═════ RAW RECORDS

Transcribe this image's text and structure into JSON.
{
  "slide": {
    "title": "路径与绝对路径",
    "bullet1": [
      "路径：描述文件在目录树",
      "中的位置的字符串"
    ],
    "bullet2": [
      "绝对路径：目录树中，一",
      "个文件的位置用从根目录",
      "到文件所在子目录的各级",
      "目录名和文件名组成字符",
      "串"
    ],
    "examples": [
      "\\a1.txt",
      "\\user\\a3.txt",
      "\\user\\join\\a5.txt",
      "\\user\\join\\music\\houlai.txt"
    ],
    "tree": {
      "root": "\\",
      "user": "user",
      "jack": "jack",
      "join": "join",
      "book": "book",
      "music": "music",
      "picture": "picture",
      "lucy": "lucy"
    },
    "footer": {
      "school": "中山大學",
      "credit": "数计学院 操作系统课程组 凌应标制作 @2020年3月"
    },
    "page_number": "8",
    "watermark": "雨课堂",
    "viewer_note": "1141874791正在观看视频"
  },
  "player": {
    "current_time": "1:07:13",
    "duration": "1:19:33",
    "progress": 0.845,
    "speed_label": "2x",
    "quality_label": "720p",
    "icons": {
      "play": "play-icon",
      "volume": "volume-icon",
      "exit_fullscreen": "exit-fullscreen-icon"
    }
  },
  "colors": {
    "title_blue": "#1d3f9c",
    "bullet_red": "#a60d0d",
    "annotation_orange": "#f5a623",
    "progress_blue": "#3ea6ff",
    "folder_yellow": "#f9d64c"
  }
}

══════════
═════ RAW RECORDS

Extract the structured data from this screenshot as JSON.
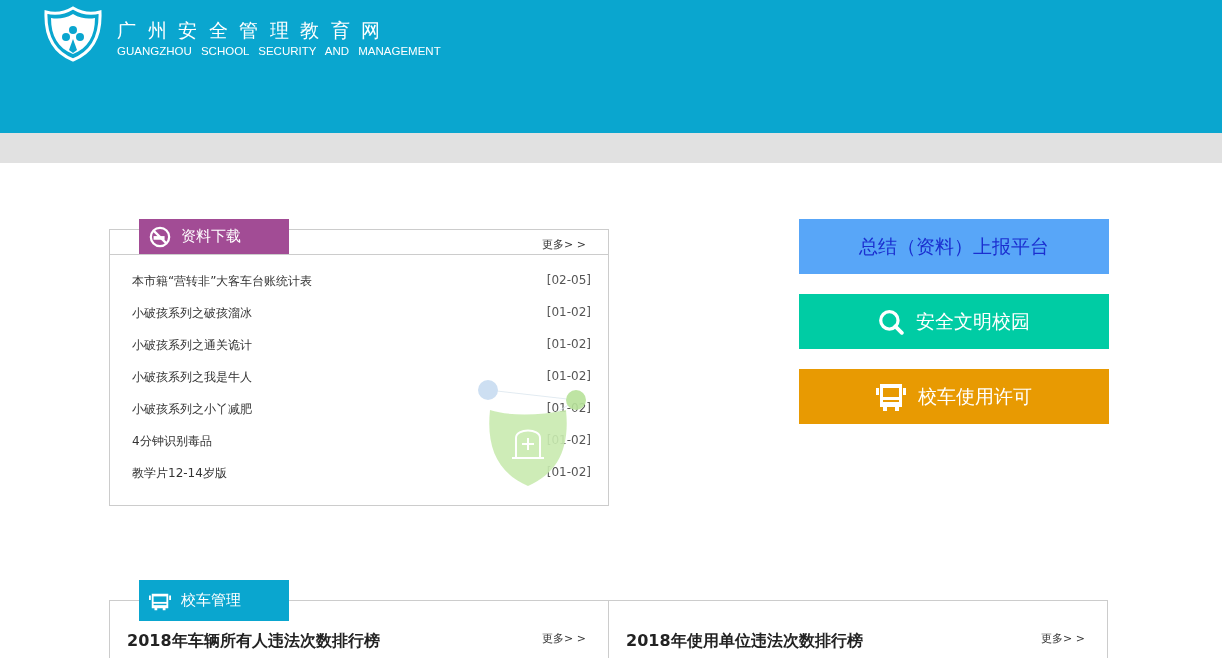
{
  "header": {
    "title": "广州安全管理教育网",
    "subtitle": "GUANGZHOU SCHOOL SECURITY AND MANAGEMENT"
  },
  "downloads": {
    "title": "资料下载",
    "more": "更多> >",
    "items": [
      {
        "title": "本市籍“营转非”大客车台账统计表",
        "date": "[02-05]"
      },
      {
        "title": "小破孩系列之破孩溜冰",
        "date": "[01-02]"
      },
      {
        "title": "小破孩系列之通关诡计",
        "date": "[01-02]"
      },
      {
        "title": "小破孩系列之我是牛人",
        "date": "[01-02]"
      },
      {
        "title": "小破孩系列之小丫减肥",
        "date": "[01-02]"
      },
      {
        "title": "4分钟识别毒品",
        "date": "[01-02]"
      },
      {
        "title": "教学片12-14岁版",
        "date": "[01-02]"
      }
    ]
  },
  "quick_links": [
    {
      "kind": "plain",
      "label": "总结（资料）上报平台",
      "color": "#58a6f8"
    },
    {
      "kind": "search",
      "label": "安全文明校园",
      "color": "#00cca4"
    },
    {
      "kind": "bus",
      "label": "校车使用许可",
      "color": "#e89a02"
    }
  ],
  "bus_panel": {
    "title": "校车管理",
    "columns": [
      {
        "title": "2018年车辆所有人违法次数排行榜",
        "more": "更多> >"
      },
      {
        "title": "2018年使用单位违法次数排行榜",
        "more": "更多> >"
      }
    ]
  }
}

══════════

• [AIM OF THE EXERCISE] Identify the lines of the data that contain the word "music". Copy each of them.

• [SOLVED PROBLEM]
      "\\user\\join\\music\\houlai.txt"
      "music": "music",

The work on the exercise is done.